What you need to do :: Repeat the lines that follow, leaving nothing out.

## BEGIN Records

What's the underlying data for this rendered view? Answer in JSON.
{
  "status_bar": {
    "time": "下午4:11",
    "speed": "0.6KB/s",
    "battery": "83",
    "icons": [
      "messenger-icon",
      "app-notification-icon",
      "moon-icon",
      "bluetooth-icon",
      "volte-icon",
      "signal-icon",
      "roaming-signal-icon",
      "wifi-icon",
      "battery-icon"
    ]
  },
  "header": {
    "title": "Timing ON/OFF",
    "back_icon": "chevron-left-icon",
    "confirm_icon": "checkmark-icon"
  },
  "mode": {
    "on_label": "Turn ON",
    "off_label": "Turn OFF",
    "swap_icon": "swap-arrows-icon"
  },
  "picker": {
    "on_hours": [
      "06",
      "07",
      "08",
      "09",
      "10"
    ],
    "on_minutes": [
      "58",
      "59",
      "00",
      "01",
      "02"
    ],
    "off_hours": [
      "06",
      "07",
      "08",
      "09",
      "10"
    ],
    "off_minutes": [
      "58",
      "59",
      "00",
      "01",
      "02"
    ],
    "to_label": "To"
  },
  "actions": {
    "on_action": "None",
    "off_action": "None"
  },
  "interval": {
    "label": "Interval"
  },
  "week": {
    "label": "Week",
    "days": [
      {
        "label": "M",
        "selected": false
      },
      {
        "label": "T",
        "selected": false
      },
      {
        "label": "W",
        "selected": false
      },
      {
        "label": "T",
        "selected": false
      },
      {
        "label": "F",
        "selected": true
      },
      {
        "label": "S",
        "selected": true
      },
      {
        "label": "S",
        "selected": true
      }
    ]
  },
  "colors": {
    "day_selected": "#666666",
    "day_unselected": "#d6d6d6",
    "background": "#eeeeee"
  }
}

## END Records

Solution for this task ::
What's the underlying data for this rendered view? Answer in JSON.
{
  "status_bar": {
    "time": "下午4:11",
    "speed": "0.6KB/s",
    "battery": "83",
    "icons": [
      "messenger-icon",
      "app-notification-icon",
      "moon-icon",
      "bluetooth-icon",
      "volte-icon",
      "signal-icon",
      "roaming-signal-icon",
      "wifi-icon",
      "battery-icon"
    ]
  },
  "header": {
    "title": "Timing ON/OFF",
    "back_icon": "chevron-left-icon",
    "confirm_icon": "checkmark-icon"
  },
  "mode": {
    "on_label": "Turn ON",
    "off_label": "Turn OFF",
    "swap_icon": "swap-arrows-icon"
  },
  "picker": {
    "on_hours": [
      "06",
      "07",
      "08",
      "09",
      "10"
    ],
    "on_minutes": [
      "58",
      "59",
      "00",
      "01",
      "02"
    ],
    "off_hours": [
      "06",
      "07",
      "08",
      "09",
      "10"
    ],
    "off_minutes": [
      "58",
      "59",
      "00",
      "01",
      "02"
    ],
    "to_label": "To"
  },
  "actions": {
    "on_action": "None",
    "off_action": "None"
  },
  "interval": {
    "label": "Interval"
  },
  "week": {
    "label": "Week",
    "days": [
      {
        "label": "M",
        "selected": false
      },
      {
        "label": "T",
        "selected": false
      },
      {
        "label": "W",
        "selected": false
      },
      {
        "label": "T",
        "selected": false
      },
      {
        "label": "F",
        "selected": true
      },
      {
        "label": "S",
        "selected": true
      },
      {
        "label": "S",
        "selected": true
      }
    ]
  },
  "colors": {
    "day_selected": "#666666",
    "day_unselected": "#d6d6d6",
    "background": "#eeeeee"
  }
}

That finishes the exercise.